Tally the lines in the listing below that contain "dans" and report the tally alone.
[Start SUPPLIED RECORDS]
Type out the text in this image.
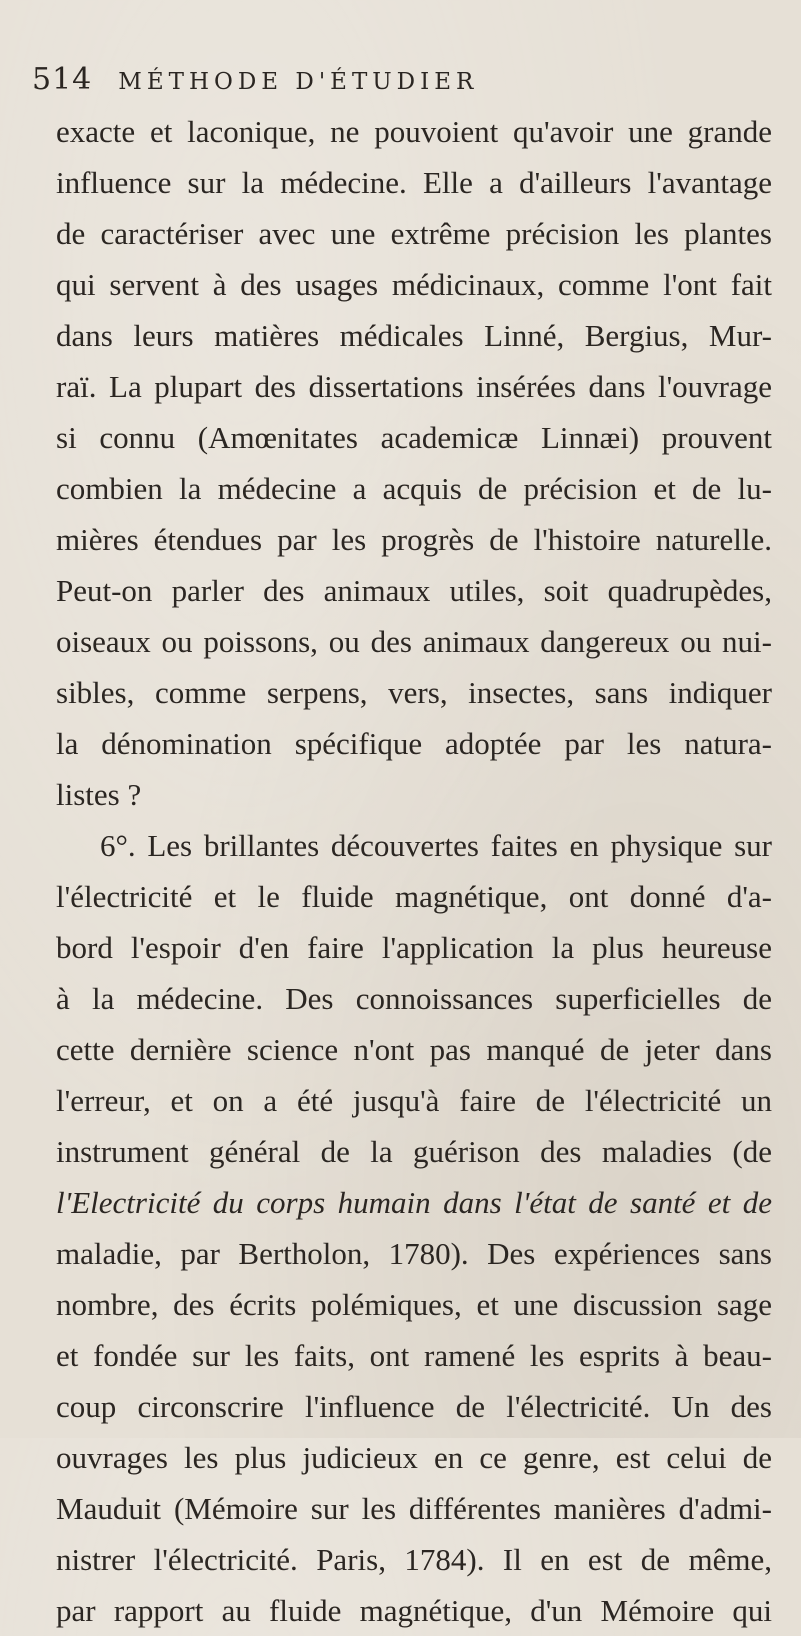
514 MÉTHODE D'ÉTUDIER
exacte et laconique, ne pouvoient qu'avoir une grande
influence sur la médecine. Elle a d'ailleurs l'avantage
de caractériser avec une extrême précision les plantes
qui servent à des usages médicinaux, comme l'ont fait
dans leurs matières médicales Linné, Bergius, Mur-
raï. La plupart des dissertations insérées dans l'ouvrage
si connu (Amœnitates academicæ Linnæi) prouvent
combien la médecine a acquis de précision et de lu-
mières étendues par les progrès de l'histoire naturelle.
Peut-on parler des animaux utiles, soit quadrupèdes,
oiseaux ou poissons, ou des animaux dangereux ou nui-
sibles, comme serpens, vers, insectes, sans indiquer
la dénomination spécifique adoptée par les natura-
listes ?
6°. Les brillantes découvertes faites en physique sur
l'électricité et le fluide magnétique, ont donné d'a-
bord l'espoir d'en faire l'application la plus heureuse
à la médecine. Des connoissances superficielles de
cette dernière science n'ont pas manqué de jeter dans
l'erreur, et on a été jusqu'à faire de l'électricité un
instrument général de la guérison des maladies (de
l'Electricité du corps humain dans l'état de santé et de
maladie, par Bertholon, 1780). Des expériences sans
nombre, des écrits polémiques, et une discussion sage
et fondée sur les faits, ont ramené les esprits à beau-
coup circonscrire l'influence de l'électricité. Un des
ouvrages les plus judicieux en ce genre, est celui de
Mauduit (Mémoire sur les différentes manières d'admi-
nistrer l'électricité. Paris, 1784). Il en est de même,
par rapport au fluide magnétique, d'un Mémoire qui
[End SUPPLIED RECORDS]
[Start SUPPLIED RECORDS]
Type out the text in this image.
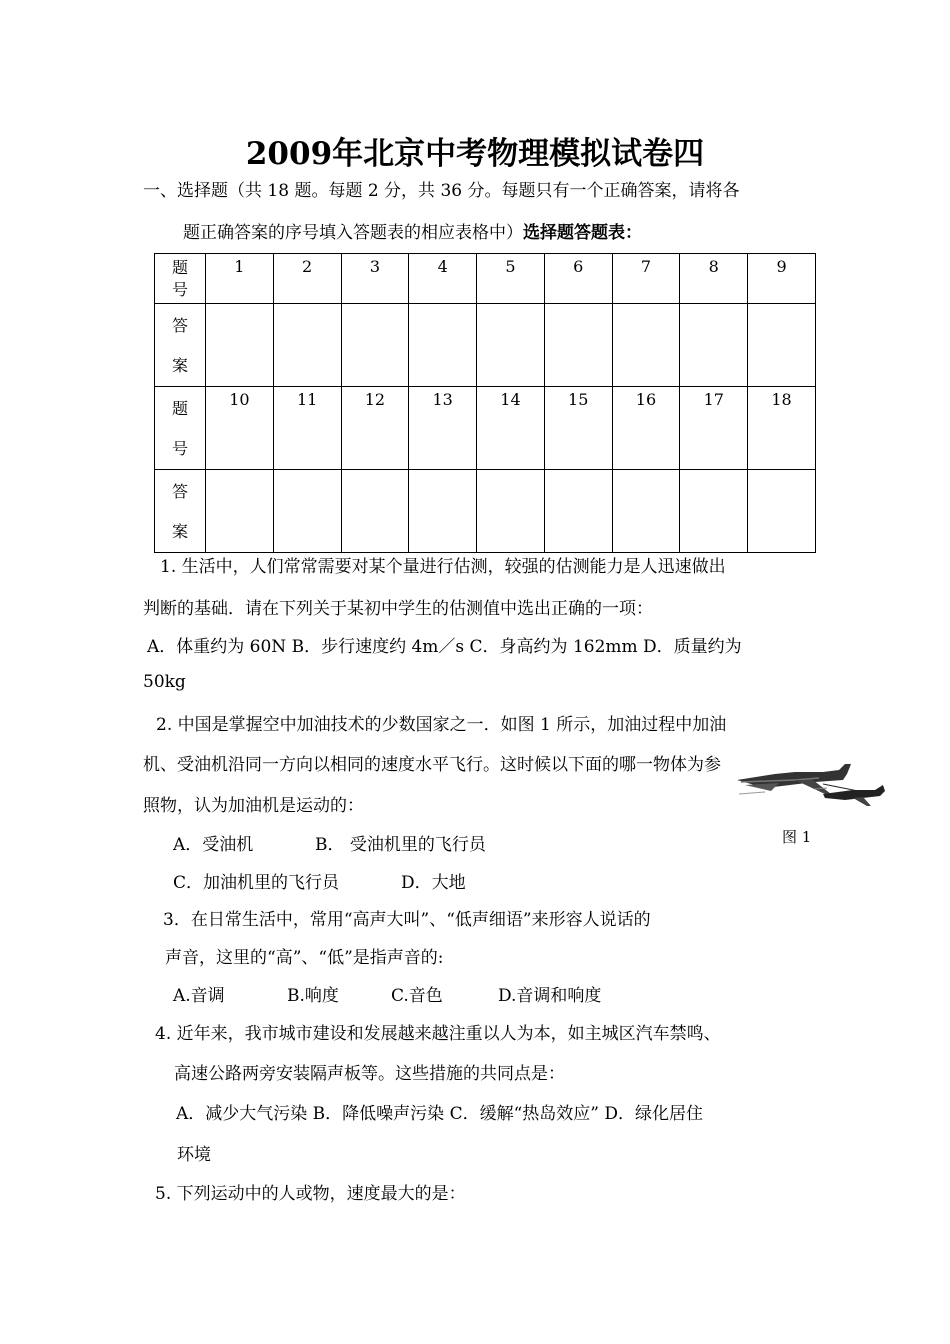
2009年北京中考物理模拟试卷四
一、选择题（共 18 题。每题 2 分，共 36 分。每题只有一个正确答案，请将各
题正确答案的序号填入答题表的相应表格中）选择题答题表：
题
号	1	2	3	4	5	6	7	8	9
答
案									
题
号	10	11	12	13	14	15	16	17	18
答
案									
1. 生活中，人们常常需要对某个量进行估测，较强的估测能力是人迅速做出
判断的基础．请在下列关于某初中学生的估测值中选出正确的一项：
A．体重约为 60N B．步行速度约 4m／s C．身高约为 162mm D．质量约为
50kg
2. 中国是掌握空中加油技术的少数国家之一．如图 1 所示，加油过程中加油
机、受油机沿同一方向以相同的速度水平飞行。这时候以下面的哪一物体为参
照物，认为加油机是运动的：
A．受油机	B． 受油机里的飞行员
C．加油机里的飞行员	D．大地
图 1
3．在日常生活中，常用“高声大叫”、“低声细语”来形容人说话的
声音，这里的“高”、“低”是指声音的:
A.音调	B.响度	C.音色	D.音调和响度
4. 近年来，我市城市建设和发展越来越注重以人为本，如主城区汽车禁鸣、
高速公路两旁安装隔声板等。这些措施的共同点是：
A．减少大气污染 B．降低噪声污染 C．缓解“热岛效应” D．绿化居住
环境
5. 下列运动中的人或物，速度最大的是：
[End SUPPLIED RECORDS]
[Start SUPPLIED RECORDS]
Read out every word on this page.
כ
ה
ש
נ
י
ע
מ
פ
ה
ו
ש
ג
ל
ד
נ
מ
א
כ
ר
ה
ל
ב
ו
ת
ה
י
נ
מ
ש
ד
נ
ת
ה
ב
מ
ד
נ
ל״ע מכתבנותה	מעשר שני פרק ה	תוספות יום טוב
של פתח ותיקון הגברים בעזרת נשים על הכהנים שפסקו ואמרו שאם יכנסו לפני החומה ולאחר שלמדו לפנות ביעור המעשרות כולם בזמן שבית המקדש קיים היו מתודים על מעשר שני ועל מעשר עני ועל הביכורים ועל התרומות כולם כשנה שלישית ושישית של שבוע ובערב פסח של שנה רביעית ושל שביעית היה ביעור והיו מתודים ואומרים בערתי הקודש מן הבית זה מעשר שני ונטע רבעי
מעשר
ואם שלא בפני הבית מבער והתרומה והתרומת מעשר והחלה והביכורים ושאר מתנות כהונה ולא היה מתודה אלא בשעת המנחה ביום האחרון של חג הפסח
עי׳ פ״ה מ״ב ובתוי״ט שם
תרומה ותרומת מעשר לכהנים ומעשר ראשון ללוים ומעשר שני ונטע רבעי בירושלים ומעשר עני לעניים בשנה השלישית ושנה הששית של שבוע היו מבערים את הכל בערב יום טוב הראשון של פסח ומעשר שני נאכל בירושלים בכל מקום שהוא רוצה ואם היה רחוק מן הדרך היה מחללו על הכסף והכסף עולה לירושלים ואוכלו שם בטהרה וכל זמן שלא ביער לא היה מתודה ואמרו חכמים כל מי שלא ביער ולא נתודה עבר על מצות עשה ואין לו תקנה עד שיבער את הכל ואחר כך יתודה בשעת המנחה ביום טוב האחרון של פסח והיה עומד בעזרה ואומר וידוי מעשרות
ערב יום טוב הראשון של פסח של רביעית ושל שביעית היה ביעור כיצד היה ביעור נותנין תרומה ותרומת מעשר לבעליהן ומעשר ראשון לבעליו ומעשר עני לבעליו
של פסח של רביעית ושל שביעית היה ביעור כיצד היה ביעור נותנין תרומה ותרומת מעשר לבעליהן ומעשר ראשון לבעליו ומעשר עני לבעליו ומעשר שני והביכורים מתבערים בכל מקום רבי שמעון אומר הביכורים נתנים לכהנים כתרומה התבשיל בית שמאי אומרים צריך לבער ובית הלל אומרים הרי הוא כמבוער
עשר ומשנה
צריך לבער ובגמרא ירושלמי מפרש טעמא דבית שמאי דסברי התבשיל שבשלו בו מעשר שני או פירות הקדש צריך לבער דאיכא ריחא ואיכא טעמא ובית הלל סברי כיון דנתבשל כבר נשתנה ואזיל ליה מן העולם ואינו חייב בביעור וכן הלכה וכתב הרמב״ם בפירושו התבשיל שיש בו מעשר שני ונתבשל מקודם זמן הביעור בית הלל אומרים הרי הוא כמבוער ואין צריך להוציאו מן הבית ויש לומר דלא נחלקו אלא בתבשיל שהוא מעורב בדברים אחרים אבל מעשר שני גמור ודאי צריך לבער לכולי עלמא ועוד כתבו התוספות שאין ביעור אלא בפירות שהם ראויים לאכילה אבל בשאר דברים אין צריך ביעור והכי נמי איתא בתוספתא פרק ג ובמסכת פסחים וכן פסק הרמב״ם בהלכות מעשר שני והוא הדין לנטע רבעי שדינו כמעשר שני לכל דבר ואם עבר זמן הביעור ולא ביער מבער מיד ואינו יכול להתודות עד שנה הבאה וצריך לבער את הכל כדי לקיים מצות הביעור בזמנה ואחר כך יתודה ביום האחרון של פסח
[End SUPPLIED RECORDS]
# REPLY:
4